====== LISTING
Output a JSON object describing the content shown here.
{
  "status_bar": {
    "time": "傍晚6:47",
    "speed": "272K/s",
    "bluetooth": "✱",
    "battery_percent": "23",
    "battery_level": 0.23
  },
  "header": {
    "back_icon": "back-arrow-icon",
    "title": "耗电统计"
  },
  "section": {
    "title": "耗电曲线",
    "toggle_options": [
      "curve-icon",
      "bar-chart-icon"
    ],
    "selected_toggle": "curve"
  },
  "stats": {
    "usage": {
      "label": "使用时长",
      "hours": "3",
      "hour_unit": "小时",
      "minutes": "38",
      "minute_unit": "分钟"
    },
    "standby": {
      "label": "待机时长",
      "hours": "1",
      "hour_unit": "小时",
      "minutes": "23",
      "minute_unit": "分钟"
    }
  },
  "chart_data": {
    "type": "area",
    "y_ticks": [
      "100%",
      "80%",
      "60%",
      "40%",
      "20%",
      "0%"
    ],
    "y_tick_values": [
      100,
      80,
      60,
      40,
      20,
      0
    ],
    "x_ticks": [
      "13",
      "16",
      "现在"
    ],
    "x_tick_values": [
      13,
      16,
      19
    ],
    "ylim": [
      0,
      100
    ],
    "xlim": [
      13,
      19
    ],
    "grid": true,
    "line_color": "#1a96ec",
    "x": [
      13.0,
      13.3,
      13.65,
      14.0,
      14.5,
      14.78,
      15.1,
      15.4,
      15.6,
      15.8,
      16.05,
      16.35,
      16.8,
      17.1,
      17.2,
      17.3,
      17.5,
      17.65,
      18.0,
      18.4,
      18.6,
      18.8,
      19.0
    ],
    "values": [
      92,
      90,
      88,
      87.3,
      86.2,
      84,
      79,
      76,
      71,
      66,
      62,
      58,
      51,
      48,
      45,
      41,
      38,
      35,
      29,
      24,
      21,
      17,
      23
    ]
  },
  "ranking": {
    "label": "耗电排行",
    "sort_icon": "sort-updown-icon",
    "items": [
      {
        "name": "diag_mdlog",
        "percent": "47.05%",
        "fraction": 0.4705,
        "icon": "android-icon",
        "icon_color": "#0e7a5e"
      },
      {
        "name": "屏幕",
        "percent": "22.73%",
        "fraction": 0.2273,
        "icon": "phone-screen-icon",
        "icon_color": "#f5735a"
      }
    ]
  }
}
============
* DIRECTIONS
Repeat every line of the material exactly as given.

* ANSWER FOR THE TASK
Output a JSON object describing the content shown here.
{
  "status_bar": {
    "time": "傍晚6:47",
    "speed": "272K/s",
    "bluetooth": "✱",
    "battery_percent": "23",
    "battery_level": 0.23
  },
  "header": {
    "back_icon": "back-arrow-icon",
    "title": "耗电统计"
  },
  "section": {
    "title": "耗电曲线",
    "toggle_options": [
      "curve-icon",
      "bar-chart-icon"
    ],
    "selected_toggle": "curve"
  },
  "stats": {
    "usage": {
      "label": "使用时长",
      "hours": "3",
      "hour_unit": "小时",
      "minutes": "38",
      "minute_unit": "分钟"
    },
    "standby": {
      "label": "待机时长",
      "hours": "1",
      "hour_unit": "小时",
      "minutes": "23",
      "minute_unit": "分钟"
    }
  },
  "chart_data": {
    "type": "area",
    "y_ticks": [
      "100%",
      "80%",
      "60%",
      "40%",
      "20%",
      "0%"
    ],
    "y_tick_values": [
      100,
      80,
      60,
      40,
      20,
      0
    ],
    "x_ticks": [
      "13",
      "16",
      "现在"
    ],
    "x_tick_values": [
      13,
      16,
      19
    ],
    "ylim": [
      0,
      100
    ],
    "xlim": [
      13,
      19
    ],
    "grid": true,
    "line_color": "#1a96ec",
    "x": [
      13.0,
      13.3,
      13.65,
      14.0,
      14.5,
      14.78,
      15.1,
      15.4,
      15.6,
      15.8,
      16.05,
      16.35,
      16.8,
      17.1,
      17.2,
      17.3,
      17.5,
      17.65,
      18.0,
      18.4,
      18.6,
      18.8,
      19.0
    ],
    "values": [
      92,
      90,
      88,
      87.3,
      86.2,
      84,
      79,
      76,
      71,
      66,
      62,
      58,
      51,
      48,
      45,
      41,
      38,
      35,
      29,
      24,
      21,
      17,
      23
    ]
  },
  "ranking": {
    "label": "耗电排行",
    "sort_icon": "sort-updown-icon",
    "items": [
      {
        "name": "diag_mdlog",
        "percent": "47.05%",
        "fraction": 0.4705,
        "icon": "android-icon",
        "icon_color": "#0e7a5e"
      },
      {
        "name": "屏幕",
        "percent": "22.73%",
        "fraction": 0.2273,
        "icon": "phone-screen-icon",
        "icon_color": "#f5735a"
      }
    ]
  }
}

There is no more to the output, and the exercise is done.